··· EXTRACT PROVIDED ···
Transcription Factor STAT3 Activates the Expression of HK2
Given that STAT3 is a critical transcription factor in GC, we presumed that STAT3 might play a role on the Warburg effect. Online bioinformatics predictive tools (JASPAR, http://jaspar.genereg.net/) hinted that transcription factor STAT3 could target the promoter region of the HK2 gene (Figure 5A). The binding relationship between STAT3 and the HK2 promoter was detected using a chromatin immunoprecipitation (ChIP) assay, showing the molecular interaction within STAT3 and HK2 (Figure 5B). A luciferase reporter assay demonstrated the luciferase activity of the HK2 promoter, and data showed that STAT3 promoted the promoter luciferase activity of the WT sequence (Figure 5C). STAT3 overexpression plasmids were transfected into SGC-7901 cells to enhance STAT3 expression. Moreover, the overexpression of STAT3 also upregulated the HK2 protein level (Figure 5D). In SGC-7901 and BGC-823 cells, qRT-PCR revealed that HK2 mRNA levels were upregulated in the STAT3 overexpression transfection (Figure 5E). Pearson correlation analysis of STAT3 and HK2 detection in the GC tissues cohort suggested the positive relationship of STAT3 and HK2 (Figure 5F). In conclusion, these findings imply that transcription factor STAT3 activates the expression of HK2 in GC.
Figure 5.
··· DATA FOR ANALYSIS ···
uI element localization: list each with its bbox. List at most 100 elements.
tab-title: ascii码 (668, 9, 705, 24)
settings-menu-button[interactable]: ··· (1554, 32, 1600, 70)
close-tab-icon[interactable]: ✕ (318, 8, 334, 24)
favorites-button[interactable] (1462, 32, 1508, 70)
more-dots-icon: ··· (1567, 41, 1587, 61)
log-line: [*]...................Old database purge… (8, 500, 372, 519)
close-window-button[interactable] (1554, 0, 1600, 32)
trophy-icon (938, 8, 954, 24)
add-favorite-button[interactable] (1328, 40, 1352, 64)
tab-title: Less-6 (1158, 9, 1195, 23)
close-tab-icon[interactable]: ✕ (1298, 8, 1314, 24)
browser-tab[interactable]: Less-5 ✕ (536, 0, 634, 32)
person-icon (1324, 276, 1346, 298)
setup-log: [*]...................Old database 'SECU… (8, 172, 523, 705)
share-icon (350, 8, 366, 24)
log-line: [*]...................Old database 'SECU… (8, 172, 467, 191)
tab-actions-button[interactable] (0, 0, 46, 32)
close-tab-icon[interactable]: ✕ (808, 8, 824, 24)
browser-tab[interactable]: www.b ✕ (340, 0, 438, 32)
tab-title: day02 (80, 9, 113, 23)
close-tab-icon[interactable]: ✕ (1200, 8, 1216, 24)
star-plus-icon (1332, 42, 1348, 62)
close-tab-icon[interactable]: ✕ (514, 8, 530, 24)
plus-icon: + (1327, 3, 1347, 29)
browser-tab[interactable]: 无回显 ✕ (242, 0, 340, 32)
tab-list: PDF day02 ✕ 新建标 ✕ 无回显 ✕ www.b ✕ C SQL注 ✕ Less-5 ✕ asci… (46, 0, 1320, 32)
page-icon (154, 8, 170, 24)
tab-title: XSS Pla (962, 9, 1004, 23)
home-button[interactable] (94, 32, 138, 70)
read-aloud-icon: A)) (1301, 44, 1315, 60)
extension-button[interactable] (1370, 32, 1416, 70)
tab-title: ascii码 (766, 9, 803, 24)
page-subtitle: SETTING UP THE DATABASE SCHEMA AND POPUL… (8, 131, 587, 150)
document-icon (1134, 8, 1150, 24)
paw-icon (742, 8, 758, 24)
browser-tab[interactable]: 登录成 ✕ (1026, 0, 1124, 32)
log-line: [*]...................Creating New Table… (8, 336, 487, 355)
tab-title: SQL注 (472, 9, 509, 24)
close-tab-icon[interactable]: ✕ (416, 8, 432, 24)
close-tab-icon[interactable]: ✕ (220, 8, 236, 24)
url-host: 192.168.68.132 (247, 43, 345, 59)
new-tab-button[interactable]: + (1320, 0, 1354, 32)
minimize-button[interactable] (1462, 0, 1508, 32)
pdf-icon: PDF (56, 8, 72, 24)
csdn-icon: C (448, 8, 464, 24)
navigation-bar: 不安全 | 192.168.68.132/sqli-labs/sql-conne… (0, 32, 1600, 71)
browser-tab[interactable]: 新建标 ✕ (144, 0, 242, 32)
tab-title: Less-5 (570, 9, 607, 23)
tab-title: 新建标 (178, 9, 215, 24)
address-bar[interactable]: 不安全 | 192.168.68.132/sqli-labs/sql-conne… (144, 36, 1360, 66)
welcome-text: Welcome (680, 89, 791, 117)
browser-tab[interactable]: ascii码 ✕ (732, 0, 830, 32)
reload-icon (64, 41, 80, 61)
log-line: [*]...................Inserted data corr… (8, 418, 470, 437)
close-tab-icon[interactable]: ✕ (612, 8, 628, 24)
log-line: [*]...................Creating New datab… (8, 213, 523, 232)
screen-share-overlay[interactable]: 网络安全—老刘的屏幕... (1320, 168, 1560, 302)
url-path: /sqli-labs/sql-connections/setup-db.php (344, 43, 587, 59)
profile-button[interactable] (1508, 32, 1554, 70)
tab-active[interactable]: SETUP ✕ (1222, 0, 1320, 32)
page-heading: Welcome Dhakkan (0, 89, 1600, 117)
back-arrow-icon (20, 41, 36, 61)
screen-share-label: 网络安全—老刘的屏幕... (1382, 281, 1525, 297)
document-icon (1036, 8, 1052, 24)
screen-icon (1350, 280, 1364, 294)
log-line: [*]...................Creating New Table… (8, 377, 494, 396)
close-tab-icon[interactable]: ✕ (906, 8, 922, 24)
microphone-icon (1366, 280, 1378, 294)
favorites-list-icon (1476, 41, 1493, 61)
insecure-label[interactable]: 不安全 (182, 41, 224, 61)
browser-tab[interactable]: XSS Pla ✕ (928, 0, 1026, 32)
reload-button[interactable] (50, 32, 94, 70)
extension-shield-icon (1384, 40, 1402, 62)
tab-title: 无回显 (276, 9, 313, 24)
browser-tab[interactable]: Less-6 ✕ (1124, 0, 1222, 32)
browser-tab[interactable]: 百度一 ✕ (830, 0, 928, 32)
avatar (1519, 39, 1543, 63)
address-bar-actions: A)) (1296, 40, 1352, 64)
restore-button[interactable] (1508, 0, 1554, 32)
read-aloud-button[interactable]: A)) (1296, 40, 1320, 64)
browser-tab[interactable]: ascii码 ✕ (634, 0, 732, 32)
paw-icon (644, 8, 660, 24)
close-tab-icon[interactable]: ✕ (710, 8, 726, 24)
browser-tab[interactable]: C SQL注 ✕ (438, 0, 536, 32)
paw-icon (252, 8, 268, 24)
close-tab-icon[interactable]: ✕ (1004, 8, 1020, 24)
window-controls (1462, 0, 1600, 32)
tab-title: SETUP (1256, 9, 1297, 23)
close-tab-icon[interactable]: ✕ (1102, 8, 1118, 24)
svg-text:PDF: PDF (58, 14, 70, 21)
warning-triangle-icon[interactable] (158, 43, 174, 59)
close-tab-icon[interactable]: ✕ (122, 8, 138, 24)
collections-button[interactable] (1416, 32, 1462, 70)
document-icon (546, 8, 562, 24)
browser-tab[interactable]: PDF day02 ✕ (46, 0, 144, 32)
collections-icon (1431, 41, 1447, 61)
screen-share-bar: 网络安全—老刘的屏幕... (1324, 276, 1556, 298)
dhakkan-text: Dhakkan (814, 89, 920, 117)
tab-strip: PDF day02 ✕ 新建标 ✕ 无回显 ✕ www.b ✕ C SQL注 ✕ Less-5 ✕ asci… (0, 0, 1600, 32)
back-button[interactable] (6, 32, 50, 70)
···
◆ WHAT TO PRODUCE ◆
In the excerpt on STAT3 and HK2, which assay was used to detect the binding between STAT3 and the HK2 promoter?

◆ SOLUTION TO THIS EXERCISE ◆
A chromatin immunoprecipitation (ChIP) assay.